Items from an interface collection:
########

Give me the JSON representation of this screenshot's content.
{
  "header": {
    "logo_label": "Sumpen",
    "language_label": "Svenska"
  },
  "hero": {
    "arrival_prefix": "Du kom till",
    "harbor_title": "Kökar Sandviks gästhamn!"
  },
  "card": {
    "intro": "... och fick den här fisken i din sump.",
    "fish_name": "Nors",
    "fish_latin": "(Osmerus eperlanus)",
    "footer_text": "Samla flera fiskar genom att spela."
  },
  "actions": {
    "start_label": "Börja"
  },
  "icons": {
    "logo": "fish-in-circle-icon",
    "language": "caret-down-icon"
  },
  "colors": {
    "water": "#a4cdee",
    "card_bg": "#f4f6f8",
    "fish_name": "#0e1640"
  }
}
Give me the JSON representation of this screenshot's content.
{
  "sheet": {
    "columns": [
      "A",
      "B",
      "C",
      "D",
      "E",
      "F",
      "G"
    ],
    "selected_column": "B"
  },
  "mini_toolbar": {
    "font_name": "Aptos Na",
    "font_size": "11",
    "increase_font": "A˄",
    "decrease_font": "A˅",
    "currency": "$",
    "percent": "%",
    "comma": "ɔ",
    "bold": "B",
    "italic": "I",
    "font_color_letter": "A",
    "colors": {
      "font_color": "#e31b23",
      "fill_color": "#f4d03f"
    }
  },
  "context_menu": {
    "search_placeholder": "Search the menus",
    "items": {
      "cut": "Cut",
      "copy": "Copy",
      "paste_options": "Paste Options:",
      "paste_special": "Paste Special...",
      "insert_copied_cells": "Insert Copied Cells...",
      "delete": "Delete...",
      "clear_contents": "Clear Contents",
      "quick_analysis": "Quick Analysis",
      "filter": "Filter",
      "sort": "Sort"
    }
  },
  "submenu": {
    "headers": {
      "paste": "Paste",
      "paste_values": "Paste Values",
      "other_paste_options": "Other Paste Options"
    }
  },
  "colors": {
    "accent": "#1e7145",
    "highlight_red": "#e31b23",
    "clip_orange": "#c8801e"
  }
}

########

Activity: Each line above is to be reproduced exactly. Leave none out.

Written solution:
Give me the JSON representation of this screenshot's content.
{
  "header": {
    "logo_label": "Sumpen",
    "language_label": "Svenska"
  },
  "hero": {
    "arrival_prefix": "Du kom till",
    "harbor_title": "Kökar Sandviks gästhamn!"
  },
  "card": {
    "intro": "... och fick den här fisken i din sump.",
    "fish_name": "Nors",
    "fish_latin": "(Osmerus eperlanus)",
    "footer_text": "Samla flera fiskar genom att spela."
  },
  "actions": {
    "start_label": "Börja"
  },
  "icons": {
    "logo": "fish-in-circle-icon",
    "language": "caret-down-icon"
  },
  "colors": {
    "water": "#a4cdee",
    "card_bg": "#f4f6f8",
    "fish_name": "#0e1640"
  }
}
Give me the JSON representation of this screenshot's content.
{
  "sheet": {
    "columns": [
      "A",
      "B",
      "C",
      "D",
      "E",
      "F",
      "G"
    ],
    "selected_column": "B"
  },
  "mini_toolbar": {
    "font_name": "Aptos Na",
    "font_size": "11",
    "increase_font": "A˄",
    "decrease_font": "A˅",
    "currency": "$",
    "percent": "%",
    "comma": "ɔ",
    "bold": "B",
    "italic": "I",
    "font_color_letter": "A",
    "colors": {
      "font_color": "#e31b23",
      "fill_color": "#f4d03f"
    }
  },
  "context_menu": {
    "search_placeholder": "Search the menus",
    "items": {
      "cut": "Cut",
      "copy": "Copy",
      "paste_options": "Paste Options:",
      "paste_special": "Paste Special...",
      "insert_copied_cells": "Insert Copied Cells...",
      "delete": "Delete...",
      "clear_contents": "Clear Contents",
      "quick_analysis": "Quick Analysis",
      "filter": "Filter",
      "sort": "Sort"
    }
  },
  "submenu": {
    "headers": {
      "paste": "Paste",
      "paste_values": "Paste Values",
      "other_paste_options": "Other Paste Options"
    }
  },
  "colors": {
    "accent": "#1e7145",
    "highlight_red": "#e31b23",
    "clip_orange": "#c8801e"
  }
}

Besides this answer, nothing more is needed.